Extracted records
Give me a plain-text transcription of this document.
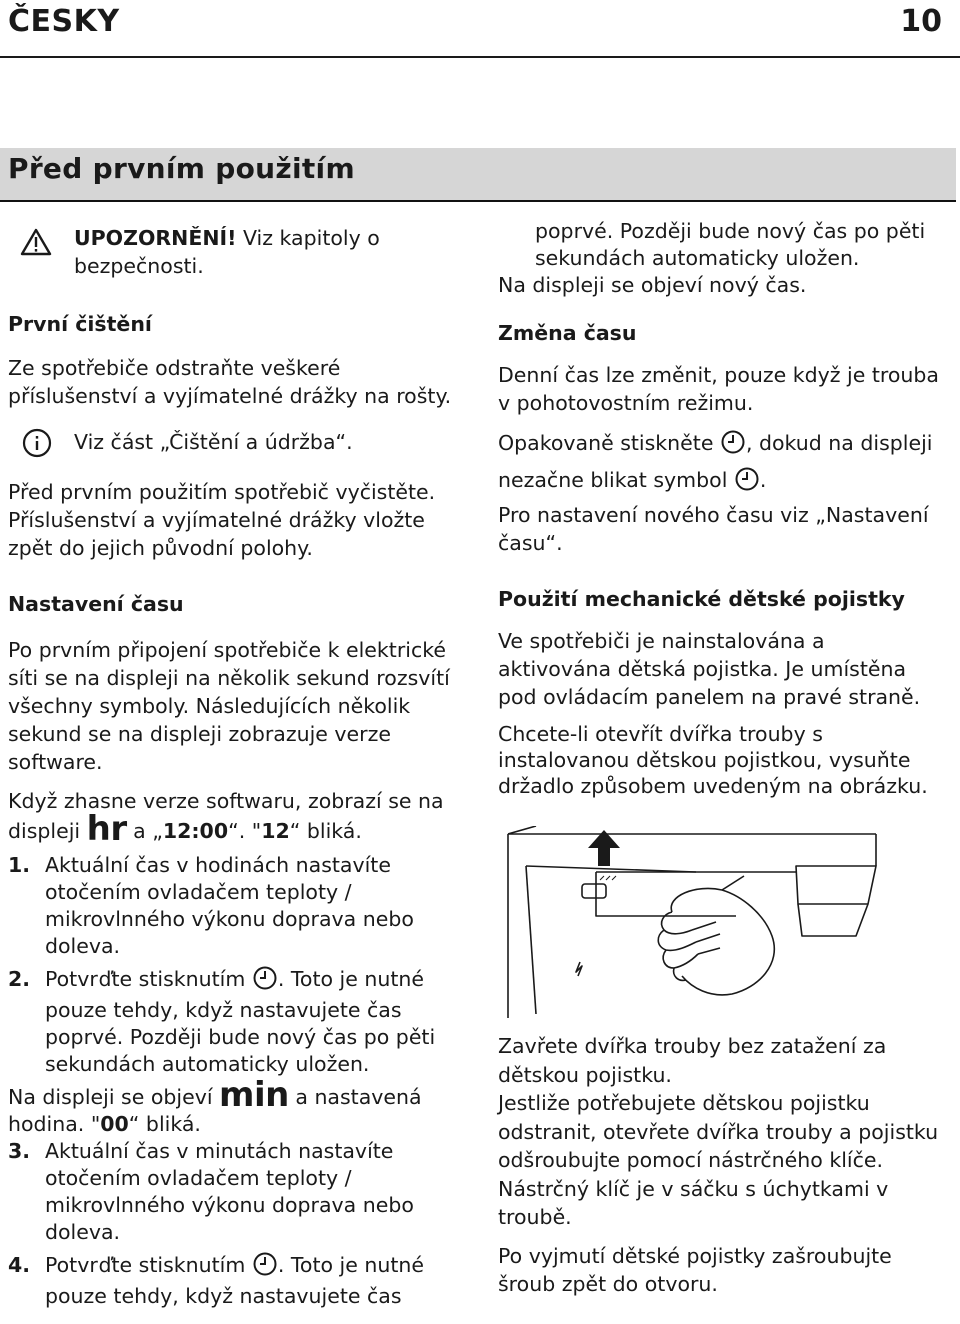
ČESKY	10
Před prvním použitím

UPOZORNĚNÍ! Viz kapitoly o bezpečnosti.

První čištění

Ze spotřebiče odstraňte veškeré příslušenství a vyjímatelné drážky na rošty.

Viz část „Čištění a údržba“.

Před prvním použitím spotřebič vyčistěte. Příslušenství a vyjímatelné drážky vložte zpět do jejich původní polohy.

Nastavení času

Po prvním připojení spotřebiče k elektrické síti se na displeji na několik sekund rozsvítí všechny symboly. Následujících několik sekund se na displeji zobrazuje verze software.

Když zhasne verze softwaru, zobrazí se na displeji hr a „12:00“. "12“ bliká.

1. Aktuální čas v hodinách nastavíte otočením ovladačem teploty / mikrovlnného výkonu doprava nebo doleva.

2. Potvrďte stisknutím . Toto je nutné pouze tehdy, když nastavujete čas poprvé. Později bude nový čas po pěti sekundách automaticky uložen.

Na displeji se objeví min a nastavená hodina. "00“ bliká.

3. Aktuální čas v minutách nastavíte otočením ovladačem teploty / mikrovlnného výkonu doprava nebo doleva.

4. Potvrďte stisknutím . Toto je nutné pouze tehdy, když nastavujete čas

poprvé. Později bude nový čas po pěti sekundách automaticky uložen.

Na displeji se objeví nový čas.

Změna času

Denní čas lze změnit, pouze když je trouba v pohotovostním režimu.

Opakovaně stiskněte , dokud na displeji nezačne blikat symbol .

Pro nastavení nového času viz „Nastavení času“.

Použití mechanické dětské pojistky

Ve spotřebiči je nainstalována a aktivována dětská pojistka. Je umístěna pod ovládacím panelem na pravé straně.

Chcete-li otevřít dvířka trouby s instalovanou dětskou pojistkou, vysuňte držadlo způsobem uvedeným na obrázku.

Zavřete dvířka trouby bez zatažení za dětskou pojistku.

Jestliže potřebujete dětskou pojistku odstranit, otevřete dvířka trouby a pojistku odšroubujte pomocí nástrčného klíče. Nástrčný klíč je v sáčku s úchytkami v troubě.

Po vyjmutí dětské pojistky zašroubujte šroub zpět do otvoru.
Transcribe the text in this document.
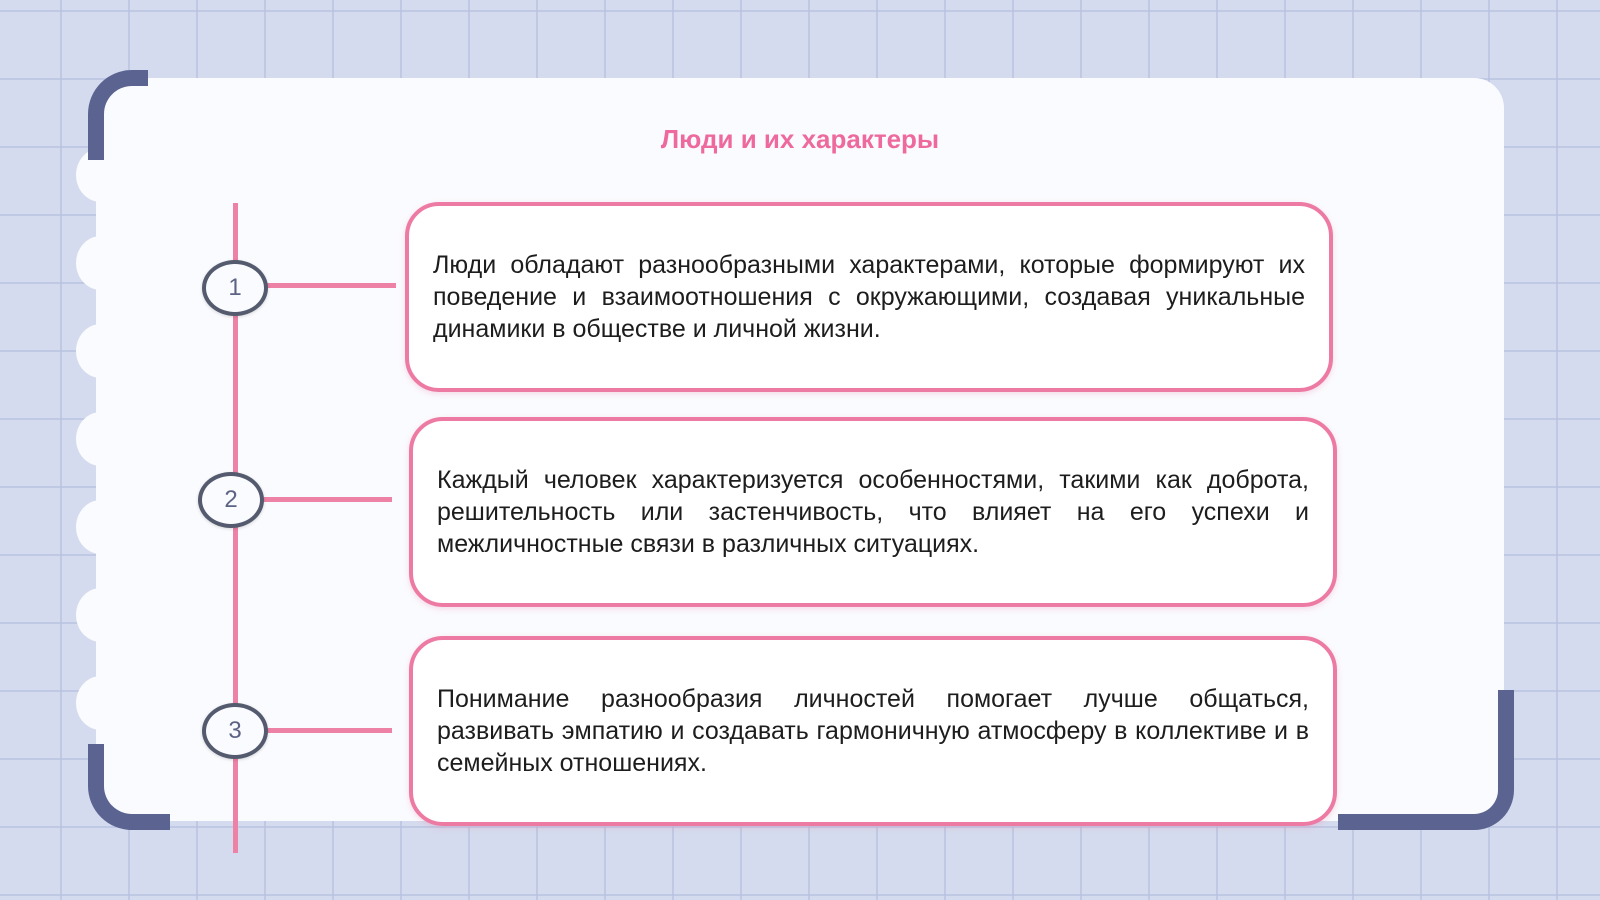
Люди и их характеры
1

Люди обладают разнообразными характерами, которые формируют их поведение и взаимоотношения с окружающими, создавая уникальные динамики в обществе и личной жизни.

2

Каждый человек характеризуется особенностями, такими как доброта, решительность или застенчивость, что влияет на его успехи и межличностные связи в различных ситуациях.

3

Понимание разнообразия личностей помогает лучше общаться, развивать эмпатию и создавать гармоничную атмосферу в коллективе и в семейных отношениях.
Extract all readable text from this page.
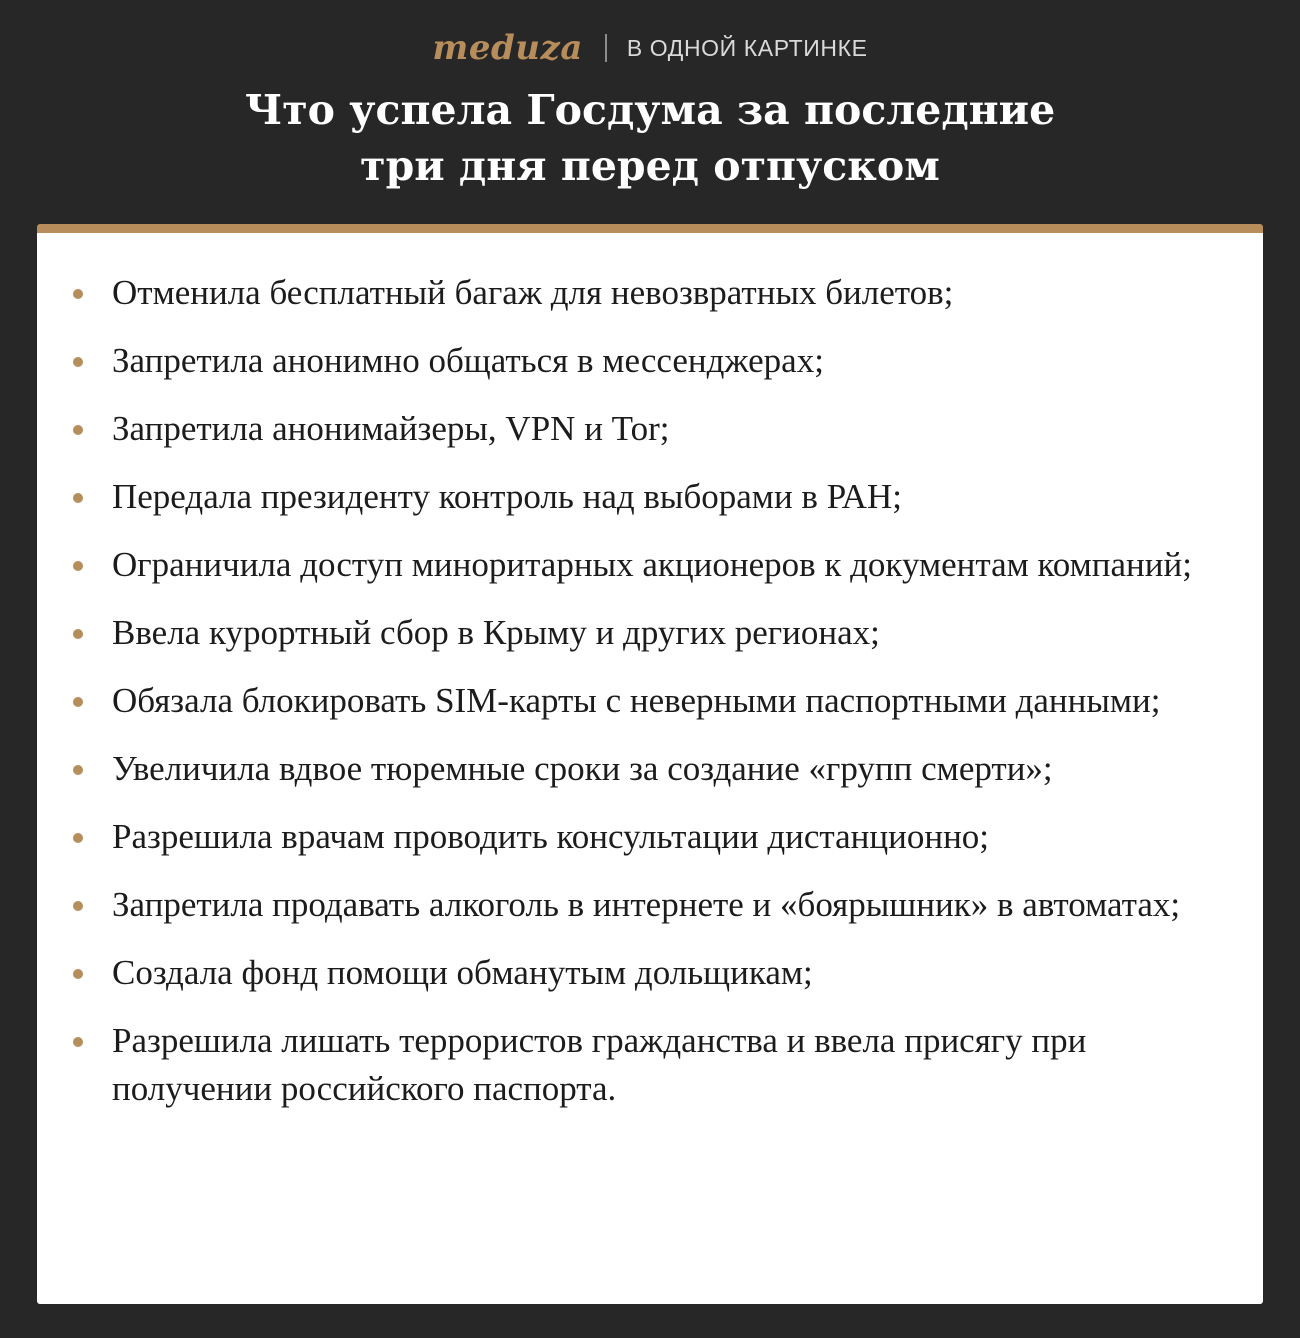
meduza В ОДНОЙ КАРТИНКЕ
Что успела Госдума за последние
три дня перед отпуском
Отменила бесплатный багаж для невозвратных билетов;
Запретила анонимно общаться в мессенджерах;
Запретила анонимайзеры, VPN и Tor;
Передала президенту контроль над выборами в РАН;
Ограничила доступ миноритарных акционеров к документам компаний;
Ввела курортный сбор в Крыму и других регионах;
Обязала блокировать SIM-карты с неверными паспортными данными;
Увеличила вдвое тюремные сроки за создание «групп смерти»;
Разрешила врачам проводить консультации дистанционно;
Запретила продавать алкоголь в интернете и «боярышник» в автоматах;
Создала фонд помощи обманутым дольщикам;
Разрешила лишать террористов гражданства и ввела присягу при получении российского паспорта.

Short task – Copy out all of the material exactly as written, without its pictures.

Completed exercise –
Give me a plain-text transcription of this document.
ČESKY	10
Před prvním použitím

UPOZORNĚNÍ! Viz kapitoly o bezpečnosti.

První čištění

Ze spotřebiče odstraňte veškeré příslušenství a vyjímatelné drážky na rošty.

Viz část „Čištění a údržba“.

Před prvním použitím spotřebič vyčistěte. Příslušenství a vyjímatelné drážky vložte zpět do jejich původní polohy.

Nastavení času

Po prvním připojení spotřebiče k elektrické síti se na displeji na několik sekund rozsvítí všechny symboly. Následujících několik sekund se na displeji zobrazuje verze software.

Když zhasne verze softwaru, zobrazí se na displeji hr a „12:00“. "12“ bliká.

1. Aktuální čas v hodinách nastavíte otočením ovladačem teploty / mikrovlnného výkonu doprava nebo doleva.

2. Potvrďte stisknutím . Toto je nutné pouze tehdy, když nastavujete čas poprvé. Později bude nový čas po pěti sekundách automaticky uložen.

Na displeji se objeví min a nastavená hodina. "00“ bliká.

3. Aktuální čas v minutách nastavíte otočením ovladačem teploty / mikrovlnného výkonu doprava nebo doleva.

4. Potvrďte stisknutím . Toto je nutné pouze tehdy, když nastavujete čas

poprvé. Později bude nový čas po pěti sekundách automaticky uložen.

Na displeji se objeví nový čas.

Změna času

Denní čas lze změnit, pouze když je trouba v pohotovostním režimu.

Opakovaně stiskněte , dokud na displeji nezačne blikat symbol .

Pro nastavení nového času viz „Nastavení času“.

Použití mechanické dětské pojistky

Ve spotřebiči je nainstalována a aktivována dětská pojistka. Je umístěna pod ovládacím panelem na pravé straně.

Chcete-li otevřít dvířka trouby s instalovanou dětskou pojistkou, vysuňte držadlo způsobem uvedeným na obrázku.

Zavřete dvířka trouby bez zatažení za dětskou pojistku.

Jestliže potřebujete dětskou pojistku odstranit, otevřete dvířka trouby a pojistku odšroubujte pomocí nástrčného klíče. Nástrčný klíč je v sáčku s úchytkami v troubě.

Po vyjmutí dětské pojistky zašroubujte šroub zpět do otvoru.
Transcribe the text in this document.
Люди и их характеры
1

Люди обладают разнообразными характерами, которые формируют их поведение и взаимоотношения с окружающими, создавая уникальные динамики в обществе и личной жизни.

2

Каждый человек характеризуется особенностями, такими как доброта, решительность или застенчивость, что влияет на его успехи и межличностные связи в различных ситуациях.

3

Понимание разнообразия личностей помогает лучше общаться, развивать эмпатию и создавать гармоничную атмосферу в коллективе и в семейных отношениях.
Extract all readable text from this page.
meduza В ОДНОЙ КАРТИНКЕ
Что успела Госдума за последние
три дня перед отпуском
Отменила бесплатный багаж для невозвратных билетов;
Запретила анонимно общаться в мессенджерах;
Запретила анонимайзеры, VPN и Tor;
Передала президенту контроль над выборами в РАН;
Ограничила доступ миноритарных акционеров к документам компаний;
Ввела курортный сбор в Крыму и других регионах;
Обязала блокировать SIM-карты с неверными паспортными данными;
Увеличила вдвое тюремные сроки за создание «групп смерти»;
Разрешила врачам проводить консультации дистанционно;
Запретила продавать алкоголь в интернете и «боярышник» в автоматах;
Создала фонд помощи обманутым дольщикам;
Разрешила лишать террористов гражданства и ввела присягу при получении российского паспорта.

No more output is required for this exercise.